Term and Termination
  (a)  
Term.
  (1)  
This Agreement shall become effective on the Effective Date and shall continue in full force and effect until November 12, 2010 (the “Term”). This Agreement shall automatically terminate upon the end the Term, without notice or other action by a Party, and shall not be renewed or otherwise extended beyond the end of the Term except pursuant to a writing signed by both Parties in their sole and absolute discretion.
  (2)  
If, prior to the end of the Term, Company has entered into an agreement with a new provider of sponsorship services as required under Section 2(b) and such new provider has agreed to assume liability with respect to the BINs / ICAs on terms acceptable to BofA, but despite the Parties’ and such new provider’s good faith efforts, the transfer of the BINs / ICAs to such new Provider cannot reasonably be completed before the end of the Term, BofA will engage in good faith negotiations with Company regarding the terms and conditions under which BofA might agree to an extension of the term of this Agreement for a limited period in order to complete such transfer, provided that (A) the terms of any such extension may include revisions to any of the provisions of this Agreement, including, but not limited to, an increase in the Reserve Amount, and (B) any extension must be in writing and signed by both Parties.
  (b)  
Termination Rights.
  (1)  
Either Party (the “Terminating Party”) may terminate this Agreement immediately if the other Party (the “Non-Terminating Party”) materially breaches this Agreement and fails to remedy such breach within ten (10) days (or 5 business days in the event of a payment default) after receipt of written notice from the Terminating Party thereof specifying the nature of such failure.

______

REQUIRED ACTIONS:
1. Answer these questions about the term and termination section:
(a) Until what date does the agreement stay in effect?
(b) What may the terms of an extension include an increase in?
(c) How long does a party have to fix a material breach after written notice if it is a payment default?
2. Reproduce the term and termination section between "Either Party (the" and "of such failure.", inclusive.
The material after this comes from a different source.

______

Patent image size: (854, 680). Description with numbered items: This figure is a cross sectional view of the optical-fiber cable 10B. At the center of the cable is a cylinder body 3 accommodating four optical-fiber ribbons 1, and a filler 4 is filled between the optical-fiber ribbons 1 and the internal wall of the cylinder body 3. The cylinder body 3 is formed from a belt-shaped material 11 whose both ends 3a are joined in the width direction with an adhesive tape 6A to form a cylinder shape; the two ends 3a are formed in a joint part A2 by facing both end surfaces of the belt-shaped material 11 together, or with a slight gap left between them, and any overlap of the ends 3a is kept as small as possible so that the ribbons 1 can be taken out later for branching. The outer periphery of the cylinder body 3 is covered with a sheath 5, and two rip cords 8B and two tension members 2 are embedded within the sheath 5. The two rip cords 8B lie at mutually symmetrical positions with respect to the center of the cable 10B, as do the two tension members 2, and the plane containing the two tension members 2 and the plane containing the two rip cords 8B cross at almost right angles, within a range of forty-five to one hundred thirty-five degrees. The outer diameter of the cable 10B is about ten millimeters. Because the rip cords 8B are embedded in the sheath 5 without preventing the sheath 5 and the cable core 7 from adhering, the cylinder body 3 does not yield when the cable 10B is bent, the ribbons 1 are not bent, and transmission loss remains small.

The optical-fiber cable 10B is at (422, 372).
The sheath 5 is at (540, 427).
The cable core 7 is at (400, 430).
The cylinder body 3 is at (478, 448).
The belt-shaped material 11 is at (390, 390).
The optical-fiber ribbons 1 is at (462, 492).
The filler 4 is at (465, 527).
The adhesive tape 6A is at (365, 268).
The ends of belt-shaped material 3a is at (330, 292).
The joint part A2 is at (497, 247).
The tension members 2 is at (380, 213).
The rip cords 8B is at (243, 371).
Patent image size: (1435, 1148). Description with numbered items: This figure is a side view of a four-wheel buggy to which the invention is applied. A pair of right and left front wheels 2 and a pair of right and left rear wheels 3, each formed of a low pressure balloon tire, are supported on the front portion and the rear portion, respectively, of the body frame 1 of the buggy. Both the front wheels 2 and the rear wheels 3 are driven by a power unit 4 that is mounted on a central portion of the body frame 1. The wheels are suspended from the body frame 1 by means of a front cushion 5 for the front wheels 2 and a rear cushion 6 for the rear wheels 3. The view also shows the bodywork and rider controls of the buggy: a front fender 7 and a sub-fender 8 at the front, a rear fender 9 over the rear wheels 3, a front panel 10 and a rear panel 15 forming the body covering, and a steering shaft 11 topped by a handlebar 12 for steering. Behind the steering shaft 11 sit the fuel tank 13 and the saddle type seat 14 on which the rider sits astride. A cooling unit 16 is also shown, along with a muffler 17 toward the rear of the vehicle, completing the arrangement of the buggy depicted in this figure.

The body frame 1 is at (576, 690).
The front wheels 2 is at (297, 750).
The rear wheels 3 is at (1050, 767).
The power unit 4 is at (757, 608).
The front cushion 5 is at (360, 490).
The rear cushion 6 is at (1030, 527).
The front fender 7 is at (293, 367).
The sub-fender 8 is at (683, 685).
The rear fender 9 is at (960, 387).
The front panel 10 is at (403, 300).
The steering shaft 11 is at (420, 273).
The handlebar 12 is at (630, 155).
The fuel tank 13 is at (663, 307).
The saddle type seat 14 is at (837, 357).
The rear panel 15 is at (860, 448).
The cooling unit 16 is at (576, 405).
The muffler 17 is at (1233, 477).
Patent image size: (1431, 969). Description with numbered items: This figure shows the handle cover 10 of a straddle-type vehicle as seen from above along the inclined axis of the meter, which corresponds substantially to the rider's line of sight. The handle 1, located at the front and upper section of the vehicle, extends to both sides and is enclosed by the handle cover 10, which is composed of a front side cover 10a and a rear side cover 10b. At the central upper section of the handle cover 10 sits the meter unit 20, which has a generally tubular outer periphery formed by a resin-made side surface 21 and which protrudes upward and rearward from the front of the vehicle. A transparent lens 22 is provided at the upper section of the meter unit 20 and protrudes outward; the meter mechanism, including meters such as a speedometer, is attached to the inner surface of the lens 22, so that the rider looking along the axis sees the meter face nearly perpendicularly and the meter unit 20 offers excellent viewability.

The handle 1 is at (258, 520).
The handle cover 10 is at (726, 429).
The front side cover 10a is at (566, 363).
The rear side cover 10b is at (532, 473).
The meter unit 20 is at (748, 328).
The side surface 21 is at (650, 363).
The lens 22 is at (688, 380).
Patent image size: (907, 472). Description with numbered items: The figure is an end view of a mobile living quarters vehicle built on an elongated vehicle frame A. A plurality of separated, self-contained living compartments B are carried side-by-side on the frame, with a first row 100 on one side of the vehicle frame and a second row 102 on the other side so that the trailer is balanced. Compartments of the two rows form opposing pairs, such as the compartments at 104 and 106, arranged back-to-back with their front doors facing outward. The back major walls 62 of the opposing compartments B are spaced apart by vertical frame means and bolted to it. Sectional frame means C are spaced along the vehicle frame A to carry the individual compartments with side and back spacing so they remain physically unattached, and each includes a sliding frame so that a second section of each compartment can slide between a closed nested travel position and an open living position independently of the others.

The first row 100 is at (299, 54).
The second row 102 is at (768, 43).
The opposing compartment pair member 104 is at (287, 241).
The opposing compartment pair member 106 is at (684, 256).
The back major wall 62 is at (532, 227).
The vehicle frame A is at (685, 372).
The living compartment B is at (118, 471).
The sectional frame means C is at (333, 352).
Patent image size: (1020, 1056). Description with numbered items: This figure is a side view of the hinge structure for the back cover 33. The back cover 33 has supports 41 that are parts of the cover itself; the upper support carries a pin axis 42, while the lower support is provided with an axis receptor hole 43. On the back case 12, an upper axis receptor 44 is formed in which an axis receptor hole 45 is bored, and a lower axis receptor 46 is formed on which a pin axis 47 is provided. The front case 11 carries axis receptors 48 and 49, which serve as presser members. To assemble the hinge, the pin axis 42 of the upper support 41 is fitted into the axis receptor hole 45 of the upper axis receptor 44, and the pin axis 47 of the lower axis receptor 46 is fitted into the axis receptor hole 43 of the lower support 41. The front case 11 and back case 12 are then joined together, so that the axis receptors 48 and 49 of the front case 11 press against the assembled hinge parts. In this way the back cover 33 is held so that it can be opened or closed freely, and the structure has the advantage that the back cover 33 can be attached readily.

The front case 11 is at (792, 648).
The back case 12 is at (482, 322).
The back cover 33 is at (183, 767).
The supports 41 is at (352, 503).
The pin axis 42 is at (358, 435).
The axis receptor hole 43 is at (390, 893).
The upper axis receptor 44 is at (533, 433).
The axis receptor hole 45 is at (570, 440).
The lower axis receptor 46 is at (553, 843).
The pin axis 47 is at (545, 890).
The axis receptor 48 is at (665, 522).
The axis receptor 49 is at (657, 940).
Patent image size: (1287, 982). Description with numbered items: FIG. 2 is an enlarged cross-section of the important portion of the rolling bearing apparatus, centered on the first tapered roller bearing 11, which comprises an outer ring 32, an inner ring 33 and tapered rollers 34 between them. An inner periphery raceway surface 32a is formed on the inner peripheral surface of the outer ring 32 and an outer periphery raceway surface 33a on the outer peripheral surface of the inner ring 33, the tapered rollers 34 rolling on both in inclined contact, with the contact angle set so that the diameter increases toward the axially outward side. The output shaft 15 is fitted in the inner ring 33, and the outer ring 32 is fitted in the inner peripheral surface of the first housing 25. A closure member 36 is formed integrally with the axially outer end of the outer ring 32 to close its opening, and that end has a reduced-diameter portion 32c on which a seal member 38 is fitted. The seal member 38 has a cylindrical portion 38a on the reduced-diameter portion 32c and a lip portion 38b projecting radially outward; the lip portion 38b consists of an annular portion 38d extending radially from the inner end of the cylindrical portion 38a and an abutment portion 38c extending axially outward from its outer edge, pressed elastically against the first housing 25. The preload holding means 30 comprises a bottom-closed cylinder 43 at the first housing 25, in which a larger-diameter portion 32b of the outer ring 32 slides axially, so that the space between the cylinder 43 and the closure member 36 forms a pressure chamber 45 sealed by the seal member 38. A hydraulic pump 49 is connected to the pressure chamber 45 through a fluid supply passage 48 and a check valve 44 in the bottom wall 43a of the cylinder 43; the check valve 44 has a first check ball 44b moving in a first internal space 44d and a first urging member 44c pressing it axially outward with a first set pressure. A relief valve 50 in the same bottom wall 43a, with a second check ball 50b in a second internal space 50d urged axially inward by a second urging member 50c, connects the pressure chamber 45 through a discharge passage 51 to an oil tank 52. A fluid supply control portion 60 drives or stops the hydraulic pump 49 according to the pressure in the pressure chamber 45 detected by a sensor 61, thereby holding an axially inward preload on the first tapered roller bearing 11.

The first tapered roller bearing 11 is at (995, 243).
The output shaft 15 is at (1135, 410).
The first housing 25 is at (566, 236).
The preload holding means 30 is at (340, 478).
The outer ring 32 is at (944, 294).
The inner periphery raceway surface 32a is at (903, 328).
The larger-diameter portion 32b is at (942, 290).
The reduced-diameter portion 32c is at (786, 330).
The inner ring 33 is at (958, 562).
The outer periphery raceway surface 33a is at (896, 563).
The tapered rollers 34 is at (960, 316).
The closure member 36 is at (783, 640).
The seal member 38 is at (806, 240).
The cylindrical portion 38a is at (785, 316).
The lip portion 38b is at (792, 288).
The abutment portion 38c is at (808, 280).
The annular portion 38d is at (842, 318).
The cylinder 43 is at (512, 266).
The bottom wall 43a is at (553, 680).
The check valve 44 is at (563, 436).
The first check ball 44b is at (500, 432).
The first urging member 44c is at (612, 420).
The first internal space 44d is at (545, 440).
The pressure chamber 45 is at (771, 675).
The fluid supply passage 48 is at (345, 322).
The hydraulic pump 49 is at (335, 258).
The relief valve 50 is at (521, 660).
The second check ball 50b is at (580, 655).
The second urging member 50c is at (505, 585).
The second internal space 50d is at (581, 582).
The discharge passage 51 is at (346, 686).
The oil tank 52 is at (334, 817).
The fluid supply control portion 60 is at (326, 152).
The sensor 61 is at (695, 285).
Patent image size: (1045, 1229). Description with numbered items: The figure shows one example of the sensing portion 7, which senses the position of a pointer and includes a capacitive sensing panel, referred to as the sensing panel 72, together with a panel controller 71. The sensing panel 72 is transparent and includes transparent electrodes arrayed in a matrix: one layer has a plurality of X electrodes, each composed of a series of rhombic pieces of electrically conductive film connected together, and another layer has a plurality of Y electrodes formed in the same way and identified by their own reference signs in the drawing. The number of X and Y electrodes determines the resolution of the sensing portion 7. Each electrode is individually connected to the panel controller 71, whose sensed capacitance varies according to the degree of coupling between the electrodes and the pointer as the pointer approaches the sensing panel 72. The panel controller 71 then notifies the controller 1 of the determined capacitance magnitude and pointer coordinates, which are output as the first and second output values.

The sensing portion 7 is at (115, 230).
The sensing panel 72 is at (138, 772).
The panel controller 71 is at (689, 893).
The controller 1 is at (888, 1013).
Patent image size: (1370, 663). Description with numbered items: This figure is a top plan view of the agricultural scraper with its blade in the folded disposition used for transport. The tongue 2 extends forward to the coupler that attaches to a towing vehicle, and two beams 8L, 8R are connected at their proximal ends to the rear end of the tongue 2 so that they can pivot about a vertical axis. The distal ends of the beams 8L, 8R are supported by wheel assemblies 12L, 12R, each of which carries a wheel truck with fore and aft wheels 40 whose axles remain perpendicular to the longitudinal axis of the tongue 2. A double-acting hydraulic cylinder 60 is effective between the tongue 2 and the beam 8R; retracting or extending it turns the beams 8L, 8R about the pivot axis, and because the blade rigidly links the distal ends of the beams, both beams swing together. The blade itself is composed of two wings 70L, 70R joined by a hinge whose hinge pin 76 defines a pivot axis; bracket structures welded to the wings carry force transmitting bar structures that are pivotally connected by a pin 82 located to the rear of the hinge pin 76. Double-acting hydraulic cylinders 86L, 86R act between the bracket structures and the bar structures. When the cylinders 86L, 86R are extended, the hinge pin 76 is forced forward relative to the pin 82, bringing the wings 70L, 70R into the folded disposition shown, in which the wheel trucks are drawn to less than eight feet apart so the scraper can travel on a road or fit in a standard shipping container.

______

OUTPUTS:
1.
(a) November 12, 2010
(b) The Reserve Amount
(c) 5 business days

2.
Either Party (the “Terminating Party”) may terminate this Agreement immediately if the other Party (the “Non-Terminating Party”) materially breaches this Agreement and fails to remedy such breach within ten (10) days (or 5 business days in the event of a payment default) after receipt of written notice from the Terminating Party thereof specifying the nature of such failure.